_CHALLENGE:_ Show every line where "title" occurs.
%%
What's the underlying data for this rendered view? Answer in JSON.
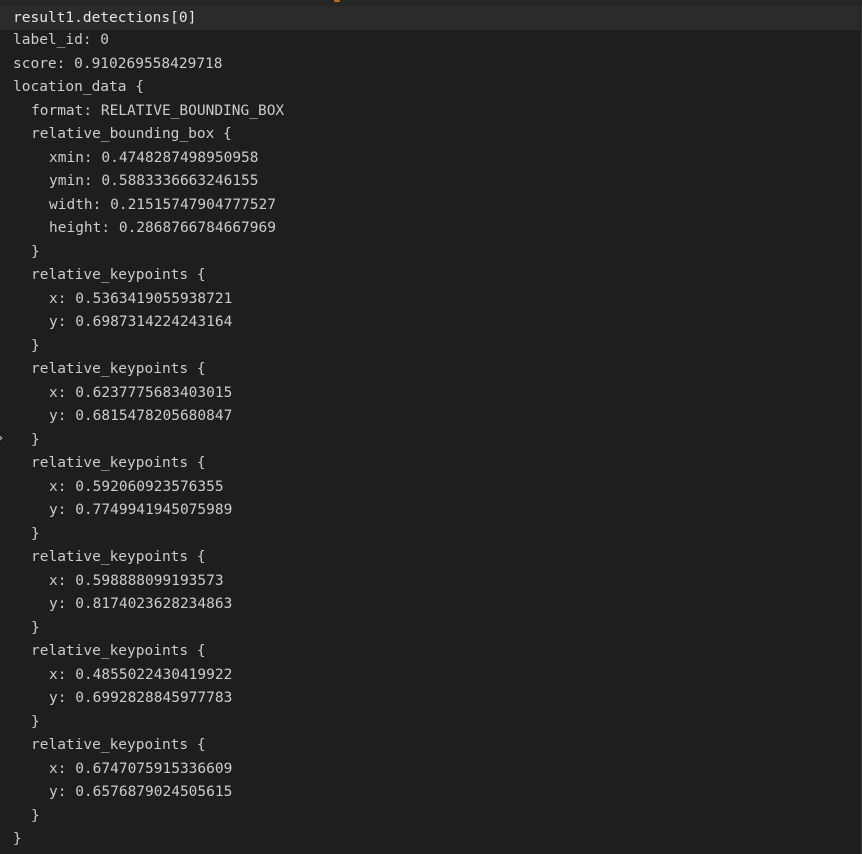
{
  "header": {
    "title": "result1.detections[0]"
  },
  "lines": {
    "l1": "label_id: 0",
    "l2": "score: 0.910269558429718",
    "l3": "location_data {",
    "l4": "format: RELATIVE_BOUNDING_BOX",
    "l5": "relative_bounding_box {",
    "l6": "xmin: 0.4748287498950958",
    "l7": "ymin: 0.5883336663246155",
    "l8": "width: 0.21515747904777527",
    "l9": "height: 0.2868766784667969",
    "l10": "}",
    "l11": "relative_keypoints {",
    "l12": "x: 0.5363419055938721",
    "l13": "y: 0.6987314224243164",
    "l14": "}",
    "l15": "relative_keypoints {",
    "l16": "x: 0.6237775683403015",
    "l17": "y: 0.6815478205680847",
    "l18": "}",
    "l19": "relative_keypoints {",
    "l20": "x: 0.592060923576355",
    "l21": "y: 0.7749941945075989",
    "l22": "}",
    "l23": "relative_keypoints {",
    "l24": "x: 0.598888099193573",
    "l25": "y: 0.8174023628234863",
    "l26": "}",
    "l27": "relative_keypoints {",
    "l28": "x: 0.4855022430419922",
    "l29": "y: 0.6992828845977783",
    "l30": "}",
    "l31": "relative_keypoints {",
    "l32": "x: 0.6747075915336609",
    "l33": "y: 0.6576879024505615",
    "l34": "}",
    "l35": "}"
  },
  "icons": {
    "gutter": "chevron-right-icon"
  },
  "colors": {
    "background": "#1e1e1e",
    "header_background": "#2b2b2b",
    "text": "#cccccc",
    "header_text": "#e6e6e6"
  }
}
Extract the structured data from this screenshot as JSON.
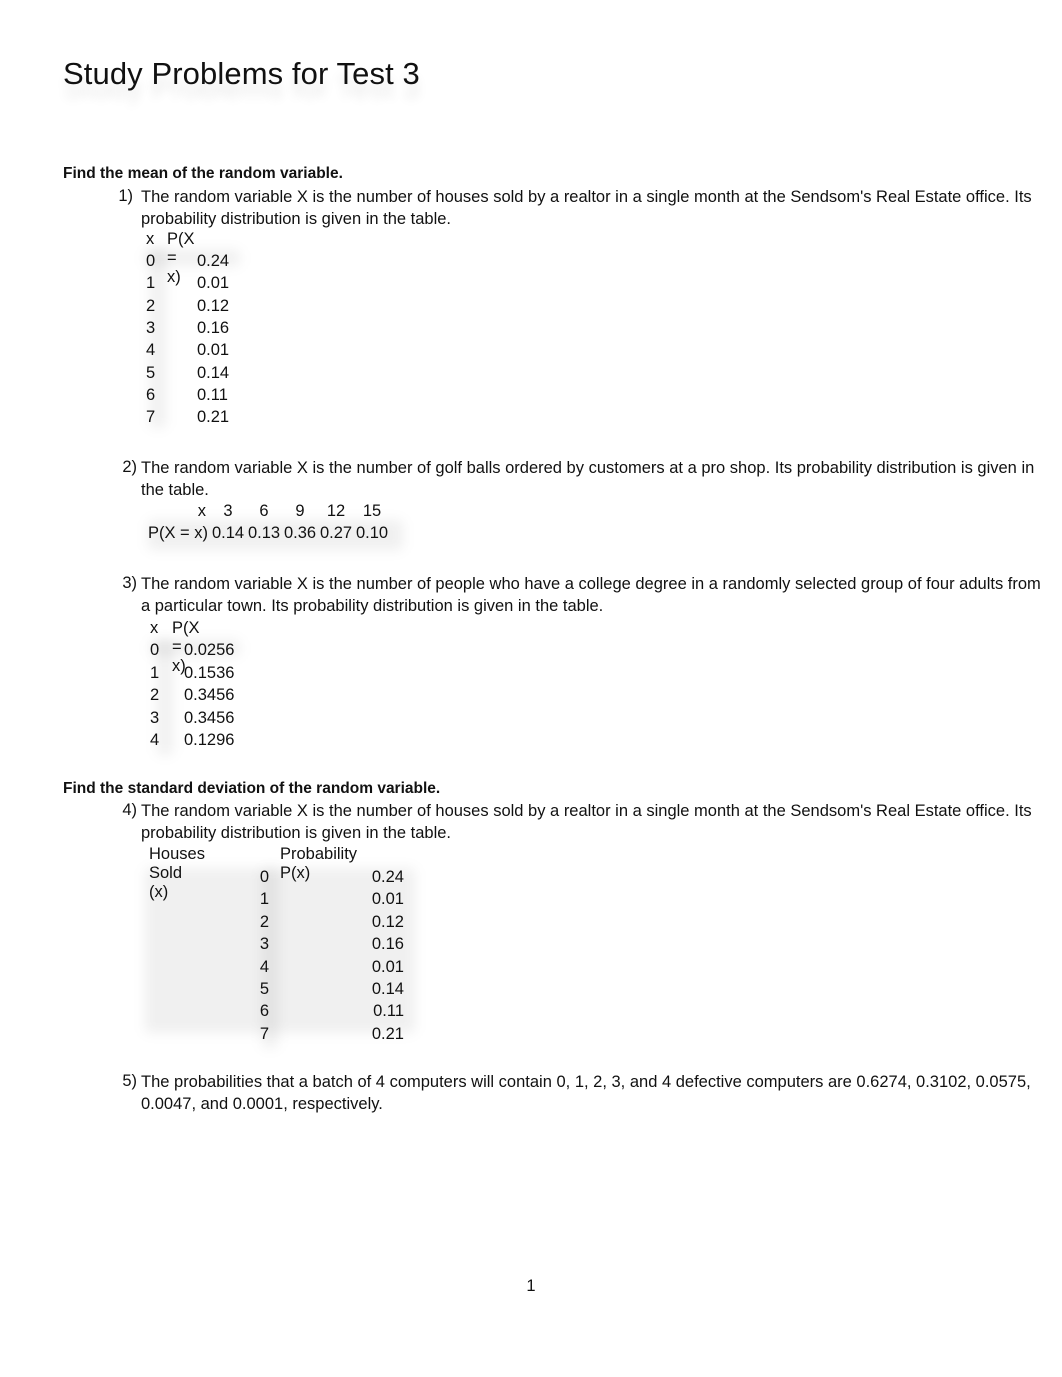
{
  "document": {
    "title": "Study Problems for Test 3",
    "page_number": "1"
  },
  "sections": [
    {
      "heading": "Find the mean of the random variable."
    },
    {
      "heading": "Find the standard deviation of the random variable."
    }
  ],
  "problems": [
    {
      "number": "1)",
      "text": "The random variable X is the number of houses sold by a realtor in a single month at the Sendsom's Real Estate office. Its probability distribution is given in the table.",
      "table": {
        "headers": [
          "x",
          "P(X = x)"
        ],
        "rows": [
          [
            "0",
            "0.24"
          ],
          [
            "1",
            "0.01"
          ],
          [
            "2",
            "0.12"
          ],
          [
            "3",
            "0.16"
          ],
          [
            "4",
            "0.01"
          ],
          [
            "5",
            "0.14"
          ],
          [
            "6",
            "0.11"
          ],
          [
            "7",
            "0.21"
          ]
        ]
      }
    },
    {
      "number": "2)",
      "text": "The random variable X is the number of golf balls ordered by customers at a pro shop. Its probability distribution is given in the table.",
      "table": {
        "row_labels": [
          "x",
          "P(X = x)"
        ],
        "x_values": [
          "3",
          "6",
          "9",
          "12",
          "15"
        ],
        "p_values": [
          "0.14",
          "0.13",
          "0.36",
          "0.27",
          "0.10"
        ]
      }
    },
    {
      "number": "3)",
      "text": "The random variable X is the number of people who have a college degree in a randomly selected group of four adults from a particular town. Its probability distribution is given in the table.",
      "table": {
        "headers": [
          "x",
          "P(X = x)"
        ],
        "rows": [
          [
            "0",
            "0.0256"
          ],
          [
            "1",
            "0.1536"
          ],
          [
            "2",
            "0.3456"
          ],
          [
            "3",
            "0.3456"
          ],
          [
            "4",
            "0.1296"
          ]
        ]
      }
    },
    {
      "number": "4)",
      "text": "The random variable X is the number of houses sold by a realtor in a single month at the Sendsom's Real Estate office. Its probability distribution is given in the table.",
      "table": {
        "headers": [
          "Houses Sold (x)",
          "Probability P(x)"
        ],
        "rows": [
          [
            "0",
            "0.24"
          ],
          [
            "1",
            "0.01"
          ],
          [
            "2",
            "0.12"
          ],
          [
            "3",
            "0.16"
          ],
          [
            "4",
            "0.01"
          ],
          [
            "5",
            "0.14"
          ],
          [
            "6",
            "0.11"
          ],
          [
            "7",
            "0.21"
          ]
        ]
      }
    },
    {
      "number": "5)",
      "text": "The probabilities that a batch of 4 computers will contain 0, 1, 2, 3, and 4 defective computers are 0.6274, 0.3102, 0.0575, 0.0047, and 0.0001, respectively."
    }
  ]
}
%%
_THE OUTPUT:_
    "title": "result1.detections[0]"
    "title": "Study Problems for Test 3",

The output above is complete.